Supplied material:
====================

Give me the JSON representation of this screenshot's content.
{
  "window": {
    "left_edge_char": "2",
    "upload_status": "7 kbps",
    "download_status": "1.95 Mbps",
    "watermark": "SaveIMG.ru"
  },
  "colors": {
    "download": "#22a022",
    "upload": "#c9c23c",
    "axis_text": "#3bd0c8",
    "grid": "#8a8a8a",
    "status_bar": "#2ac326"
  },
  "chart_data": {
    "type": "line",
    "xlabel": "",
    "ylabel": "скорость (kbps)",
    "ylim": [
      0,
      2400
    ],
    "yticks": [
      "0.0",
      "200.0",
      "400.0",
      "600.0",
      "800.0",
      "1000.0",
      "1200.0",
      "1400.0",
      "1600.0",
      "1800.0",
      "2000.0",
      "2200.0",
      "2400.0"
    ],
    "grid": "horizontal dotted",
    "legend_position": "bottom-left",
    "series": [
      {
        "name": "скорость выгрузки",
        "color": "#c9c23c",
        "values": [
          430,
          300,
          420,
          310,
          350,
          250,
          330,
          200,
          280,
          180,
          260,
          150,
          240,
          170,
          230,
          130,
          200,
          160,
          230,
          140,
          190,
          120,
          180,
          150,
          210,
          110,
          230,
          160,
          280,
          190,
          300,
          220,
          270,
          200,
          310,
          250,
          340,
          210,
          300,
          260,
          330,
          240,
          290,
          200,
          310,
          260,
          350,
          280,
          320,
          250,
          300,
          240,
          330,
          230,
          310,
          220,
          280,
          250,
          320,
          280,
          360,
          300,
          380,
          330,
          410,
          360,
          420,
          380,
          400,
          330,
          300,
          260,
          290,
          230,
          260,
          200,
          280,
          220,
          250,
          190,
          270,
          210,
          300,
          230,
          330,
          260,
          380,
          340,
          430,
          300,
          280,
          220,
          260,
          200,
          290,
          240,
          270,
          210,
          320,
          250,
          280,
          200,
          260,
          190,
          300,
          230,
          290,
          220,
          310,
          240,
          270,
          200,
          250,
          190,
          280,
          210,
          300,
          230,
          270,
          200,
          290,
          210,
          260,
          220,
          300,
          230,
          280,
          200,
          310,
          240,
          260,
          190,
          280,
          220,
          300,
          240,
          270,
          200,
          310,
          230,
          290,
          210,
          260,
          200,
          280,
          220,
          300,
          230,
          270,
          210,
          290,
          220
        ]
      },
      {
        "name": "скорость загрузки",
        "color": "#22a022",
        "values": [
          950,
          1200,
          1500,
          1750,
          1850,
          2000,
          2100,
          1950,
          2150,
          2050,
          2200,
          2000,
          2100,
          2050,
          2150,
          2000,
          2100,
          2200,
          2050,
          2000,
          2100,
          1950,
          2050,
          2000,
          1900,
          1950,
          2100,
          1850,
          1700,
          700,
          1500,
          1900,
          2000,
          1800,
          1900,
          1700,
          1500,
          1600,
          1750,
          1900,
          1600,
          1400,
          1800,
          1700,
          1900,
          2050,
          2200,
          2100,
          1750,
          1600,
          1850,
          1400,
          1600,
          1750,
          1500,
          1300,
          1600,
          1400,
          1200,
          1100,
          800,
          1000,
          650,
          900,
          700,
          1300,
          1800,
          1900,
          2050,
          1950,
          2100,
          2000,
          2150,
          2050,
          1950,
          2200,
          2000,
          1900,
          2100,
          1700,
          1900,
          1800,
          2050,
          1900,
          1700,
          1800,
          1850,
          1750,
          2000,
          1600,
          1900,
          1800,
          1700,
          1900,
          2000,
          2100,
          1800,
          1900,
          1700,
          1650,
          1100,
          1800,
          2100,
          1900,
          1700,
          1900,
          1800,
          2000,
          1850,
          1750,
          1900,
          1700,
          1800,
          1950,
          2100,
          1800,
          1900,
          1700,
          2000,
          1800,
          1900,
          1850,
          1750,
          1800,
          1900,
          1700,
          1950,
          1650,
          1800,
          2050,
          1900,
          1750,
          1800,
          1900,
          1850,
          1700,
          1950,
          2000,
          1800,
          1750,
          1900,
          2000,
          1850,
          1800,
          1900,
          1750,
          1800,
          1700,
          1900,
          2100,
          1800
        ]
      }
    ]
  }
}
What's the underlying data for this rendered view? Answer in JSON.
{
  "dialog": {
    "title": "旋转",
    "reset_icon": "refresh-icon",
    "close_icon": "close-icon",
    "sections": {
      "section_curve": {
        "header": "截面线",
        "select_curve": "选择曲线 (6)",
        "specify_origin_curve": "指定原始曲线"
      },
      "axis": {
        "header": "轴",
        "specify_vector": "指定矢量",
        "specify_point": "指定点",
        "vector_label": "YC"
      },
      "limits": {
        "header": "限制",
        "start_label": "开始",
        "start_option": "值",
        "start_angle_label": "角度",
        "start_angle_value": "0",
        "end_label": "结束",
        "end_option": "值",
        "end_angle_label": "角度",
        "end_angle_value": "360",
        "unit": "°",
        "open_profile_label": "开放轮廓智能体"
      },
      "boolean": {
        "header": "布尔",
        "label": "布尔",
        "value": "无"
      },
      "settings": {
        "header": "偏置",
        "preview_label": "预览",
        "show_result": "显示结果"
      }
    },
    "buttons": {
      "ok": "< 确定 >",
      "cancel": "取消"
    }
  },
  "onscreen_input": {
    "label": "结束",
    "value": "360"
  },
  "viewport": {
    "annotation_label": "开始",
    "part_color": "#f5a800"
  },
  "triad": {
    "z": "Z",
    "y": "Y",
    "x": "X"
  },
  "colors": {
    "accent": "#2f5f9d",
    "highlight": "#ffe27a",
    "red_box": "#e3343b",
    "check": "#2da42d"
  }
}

====================

Exercise task:
Where a line of the material above holds the string "icon", copy that line.

Exercise answer:
    "reset_icon": "refresh-icon",
    "close_icon": "close-icon",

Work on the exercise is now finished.